[Start MATERIAL FOR THIS EXERCISE]

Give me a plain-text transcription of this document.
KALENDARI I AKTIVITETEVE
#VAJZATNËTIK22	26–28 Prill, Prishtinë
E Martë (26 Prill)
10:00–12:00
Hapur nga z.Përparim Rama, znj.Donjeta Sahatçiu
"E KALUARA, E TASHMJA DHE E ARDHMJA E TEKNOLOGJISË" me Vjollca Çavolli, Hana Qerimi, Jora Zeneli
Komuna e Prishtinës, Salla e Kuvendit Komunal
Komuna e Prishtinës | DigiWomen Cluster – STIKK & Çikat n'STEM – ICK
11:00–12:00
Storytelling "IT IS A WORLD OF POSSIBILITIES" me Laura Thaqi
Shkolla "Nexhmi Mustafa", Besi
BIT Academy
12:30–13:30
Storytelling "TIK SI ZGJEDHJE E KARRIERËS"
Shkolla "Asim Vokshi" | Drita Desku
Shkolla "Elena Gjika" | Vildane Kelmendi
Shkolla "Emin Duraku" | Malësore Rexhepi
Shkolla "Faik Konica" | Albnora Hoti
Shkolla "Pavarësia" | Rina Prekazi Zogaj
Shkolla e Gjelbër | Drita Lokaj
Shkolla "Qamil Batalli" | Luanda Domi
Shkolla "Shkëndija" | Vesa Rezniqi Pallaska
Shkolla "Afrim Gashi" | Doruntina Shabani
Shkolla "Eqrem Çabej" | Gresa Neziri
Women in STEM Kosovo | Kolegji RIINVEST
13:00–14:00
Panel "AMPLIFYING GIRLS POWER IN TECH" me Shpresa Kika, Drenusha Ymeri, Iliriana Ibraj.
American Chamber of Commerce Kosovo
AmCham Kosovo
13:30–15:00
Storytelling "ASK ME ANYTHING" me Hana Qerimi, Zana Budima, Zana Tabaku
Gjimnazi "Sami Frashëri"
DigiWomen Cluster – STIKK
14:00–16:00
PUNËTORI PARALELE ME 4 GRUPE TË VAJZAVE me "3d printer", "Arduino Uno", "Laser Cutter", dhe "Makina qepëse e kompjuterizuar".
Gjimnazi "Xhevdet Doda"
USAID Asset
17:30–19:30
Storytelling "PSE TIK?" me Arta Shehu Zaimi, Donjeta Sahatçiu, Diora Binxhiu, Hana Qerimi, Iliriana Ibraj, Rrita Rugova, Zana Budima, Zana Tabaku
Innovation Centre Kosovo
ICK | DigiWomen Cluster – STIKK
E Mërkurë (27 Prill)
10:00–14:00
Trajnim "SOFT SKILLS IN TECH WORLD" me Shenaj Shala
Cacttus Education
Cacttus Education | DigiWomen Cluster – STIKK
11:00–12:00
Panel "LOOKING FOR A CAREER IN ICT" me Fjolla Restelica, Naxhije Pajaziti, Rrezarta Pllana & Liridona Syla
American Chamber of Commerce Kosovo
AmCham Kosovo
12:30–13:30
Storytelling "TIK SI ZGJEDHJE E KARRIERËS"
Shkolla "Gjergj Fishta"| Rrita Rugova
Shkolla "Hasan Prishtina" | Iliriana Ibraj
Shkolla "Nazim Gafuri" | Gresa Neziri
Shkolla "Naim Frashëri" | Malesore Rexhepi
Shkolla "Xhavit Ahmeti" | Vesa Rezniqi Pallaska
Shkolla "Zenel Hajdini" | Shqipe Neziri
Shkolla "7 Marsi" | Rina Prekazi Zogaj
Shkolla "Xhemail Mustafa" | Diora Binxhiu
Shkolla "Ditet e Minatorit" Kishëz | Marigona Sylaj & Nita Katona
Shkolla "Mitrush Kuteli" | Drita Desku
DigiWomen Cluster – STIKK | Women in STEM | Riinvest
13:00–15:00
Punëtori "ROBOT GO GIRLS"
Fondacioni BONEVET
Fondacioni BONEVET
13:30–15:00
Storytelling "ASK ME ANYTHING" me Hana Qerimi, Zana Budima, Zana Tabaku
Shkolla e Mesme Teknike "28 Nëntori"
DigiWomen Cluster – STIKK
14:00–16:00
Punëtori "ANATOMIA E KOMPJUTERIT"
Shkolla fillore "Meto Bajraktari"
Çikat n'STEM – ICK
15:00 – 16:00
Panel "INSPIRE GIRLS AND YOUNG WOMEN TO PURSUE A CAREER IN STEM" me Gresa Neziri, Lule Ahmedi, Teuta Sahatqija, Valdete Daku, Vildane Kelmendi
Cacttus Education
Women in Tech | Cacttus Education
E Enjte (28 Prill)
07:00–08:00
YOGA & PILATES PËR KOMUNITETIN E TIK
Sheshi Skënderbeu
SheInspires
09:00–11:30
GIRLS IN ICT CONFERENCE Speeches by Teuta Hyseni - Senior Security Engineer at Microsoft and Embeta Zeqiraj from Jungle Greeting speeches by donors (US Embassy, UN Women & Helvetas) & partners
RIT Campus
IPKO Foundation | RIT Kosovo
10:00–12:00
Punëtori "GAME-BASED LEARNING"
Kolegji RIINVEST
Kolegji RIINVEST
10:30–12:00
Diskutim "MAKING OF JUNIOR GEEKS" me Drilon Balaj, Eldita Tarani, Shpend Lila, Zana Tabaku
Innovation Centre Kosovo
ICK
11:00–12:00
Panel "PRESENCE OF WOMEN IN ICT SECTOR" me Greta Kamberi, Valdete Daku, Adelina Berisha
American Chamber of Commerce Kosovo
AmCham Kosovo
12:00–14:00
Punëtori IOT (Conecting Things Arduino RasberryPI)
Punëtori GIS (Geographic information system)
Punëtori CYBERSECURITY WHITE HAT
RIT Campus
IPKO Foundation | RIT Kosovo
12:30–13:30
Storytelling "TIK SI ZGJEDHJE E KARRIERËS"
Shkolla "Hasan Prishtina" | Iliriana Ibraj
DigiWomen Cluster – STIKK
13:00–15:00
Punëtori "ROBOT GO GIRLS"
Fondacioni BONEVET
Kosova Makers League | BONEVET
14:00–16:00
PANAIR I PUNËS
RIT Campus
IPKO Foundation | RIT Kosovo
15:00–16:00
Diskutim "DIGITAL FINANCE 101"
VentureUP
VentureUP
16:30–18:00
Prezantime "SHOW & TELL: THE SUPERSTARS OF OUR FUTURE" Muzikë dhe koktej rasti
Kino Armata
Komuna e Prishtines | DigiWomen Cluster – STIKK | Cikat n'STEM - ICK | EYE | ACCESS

[End MATERIAL FOR THIS EXERCISE]

Reproduce each record exactly as it appears.

Give me a plain-text transcription of this document.
KALENDARI I AKTIVITETEVE
#VAJZATNËTIK22	26–28 Prill, Prishtinë
E Martë (26 Prill)
10:00–12:00
Hapur nga z.Përparim Rama, znj.Donjeta Sahatçiu
"E KALUARA, E TASHMJA DHE E ARDHMJA E TEKNOLOGJISË" me Vjollca Çavolli, Hana Qerimi, Jora Zeneli
Komuna e Prishtinës, Salla e Kuvendit Komunal
Komuna e Prishtinës | DigiWomen Cluster – STIKK & Çikat n'STEM – ICK
11:00–12:00
Storytelling "IT IS A WORLD OF POSSIBILITIES" me Laura Thaqi
Shkolla "Nexhmi Mustafa", Besi
BIT Academy
12:30–13:30
Storytelling "TIK SI ZGJEDHJE E KARRIERËS"
Shkolla "Asim Vokshi" | Drita Desku
Shkolla "Elena Gjika" | Vildane Kelmendi
Shkolla "Emin Duraku" | Malësore Rexhepi
Shkolla "Faik Konica" | Albnora Hoti
Shkolla "Pavarësia" | Rina Prekazi Zogaj
Shkolla e Gjelbër | Drita Lokaj
Shkolla "Qamil Batalli" | Luanda Domi
Shkolla "Shkëndija" | Vesa Rezniqi Pallaska
Shkolla "Afrim Gashi" | Doruntina Shabani
Shkolla "Eqrem Çabej" | Gresa Neziri
Women in STEM Kosovo | Kolegji RIINVEST
13:00–14:00
Panel "AMPLIFYING GIRLS POWER IN TECH" me Shpresa Kika, Drenusha Ymeri, Iliriana Ibraj.
American Chamber of Commerce Kosovo
AmCham Kosovo
13:30–15:00
Storytelling "ASK ME ANYTHING" me Hana Qerimi, Zana Budima, Zana Tabaku
Gjimnazi "Sami Frashëri"
DigiWomen Cluster – STIKK
14:00–16:00
PUNËTORI PARALELE ME 4 GRUPE TË VAJZAVE me "3d printer", "Arduino Uno", "Laser Cutter", dhe "Makina qepëse e kompjuterizuar".
Gjimnazi "Xhevdet Doda"
USAID Asset
17:30–19:30
Storytelling "PSE TIK?" me Arta Shehu Zaimi, Donjeta Sahatçiu, Diora Binxhiu, Hana Qerimi, Iliriana Ibraj, Rrita Rugova, Zana Budima, Zana Tabaku
Innovation Centre Kosovo
ICK | DigiWomen Cluster – STIKK
E Mërkurë (27 Prill)
10:00–14:00
Trajnim "SOFT SKILLS IN TECH WORLD" me Shenaj Shala
Cacttus Education
Cacttus Education | DigiWomen Cluster – STIKK
11:00–12:00
Panel "LOOKING FOR A CAREER IN ICT" me Fjolla Restelica, Naxhije Pajaziti, Rrezarta Pllana & Liridona Syla
American Chamber of Commerce Kosovo
AmCham Kosovo
12:30–13:30
Storytelling "TIK SI ZGJEDHJE E KARRIERËS"
Shkolla "Gjergj Fishta"| Rrita Rugova
Shkolla "Hasan Prishtina" | Iliriana Ibraj
Shkolla "Nazim Gafuri" | Gresa Neziri
Shkolla "Naim Frashëri" | Malesore Rexhepi
Shkolla "Xhavit Ahmeti" | Vesa Rezniqi Pallaska
Shkolla "Zenel Hajdini" | Shqipe Neziri
Shkolla "7 Marsi" | Rina Prekazi Zogaj
Shkolla "Xhemail Mustafa" | Diora Binxhiu
Shkolla "Ditet e Minatorit" Kishëz | Marigona Sylaj & Nita Katona
Shkolla "Mitrush Kuteli" | Drita Desku
DigiWomen Cluster – STIKK | Women in STEM | Riinvest
13:00–15:00
Punëtori "ROBOT GO GIRLS"
Fondacioni BONEVET
Fondacioni BONEVET
13:30–15:00
Storytelling "ASK ME ANYTHING" me Hana Qerimi, Zana Budima, Zana Tabaku
Shkolla e Mesme Teknike "28 Nëntori"
DigiWomen Cluster – STIKK
14:00–16:00
Punëtori "ANATOMIA E KOMPJUTERIT"
Shkolla fillore "Meto Bajraktari"
Çikat n'STEM – ICK
15:00 – 16:00
Panel "INSPIRE GIRLS AND YOUNG WOMEN TO PURSUE A CAREER IN STEM" me Gresa Neziri, Lule Ahmedi, Teuta Sahatqija, Valdete Daku, Vildane Kelmendi
Cacttus Education
Women in Tech | Cacttus Education
E Enjte (28 Prill)
07:00–08:00
YOGA & PILATES PËR KOMUNITETIN E TIK
Sheshi Skënderbeu
SheInspires
09:00–11:30
GIRLS IN ICT CONFERENCE Speeches by Teuta Hyseni - Senior Security Engineer at Microsoft and Embeta Zeqiraj from Jungle Greeting speeches by donors (US Embassy, UN Women & Helvetas) & partners
RIT Campus
IPKO Foundation | RIT Kosovo
10:00–12:00
Punëtori "GAME-BASED LEARNING"
Kolegji RIINVEST
Kolegji RIINVEST
10:30–12:00
Diskutim "MAKING OF JUNIOR GEEKS" me Drilon Balaj, Eldita Tarani, Shpend Lila, Zana Tabaku
Innovation Centre Kosovo
ICK
11:00–12:00
Panel "PRESENCE OF WOMEN IN ICT SECTOR" me Greta Kamberi, Valdete Daku, Adelina Berisha
American Chamber of Commerce Kosovo
AmCham Kosovo
12:00–14:00
Punëtori IOT (Conecting Things Arduino RasberryPI)
Punëtori GIS (Geographic information system)
Punëtori CYBERSECURITY WHITE HAT
RIT Campus
IPKO Foundation | RIT Kosovo
12:30–13:30
Storytelling "TIK SI ZGJEDHJE E KARRIERËS"
Shkolla "Hasan Prishtina" | Iliriana Ibraj
DigiWomen Cluster – STIKK
13:00–15:00
Punëtori "ROBOT GO GIRLS"
Fondacioni BONEVET
Kosova Makers League | BONEVET
14:00–16:00
PANAIR I PUNËS
RIT Campus
IPKO Foundation | RIT Kosovo
15:00–16:00
Diskutim "DIGITAL FINANCE 101"
VentureUP
VentureUP
16:30–18:00
Prezantime "SHOW & TELL: THE SUPERSTARS OF OUR FUTURE" Muzikë dhe koktej rasti
Kino Armata
Komuna e Prishtines | DigiWomen Cluster – STIKK | Cikat n'STEM - ICK | EYE | ACCESS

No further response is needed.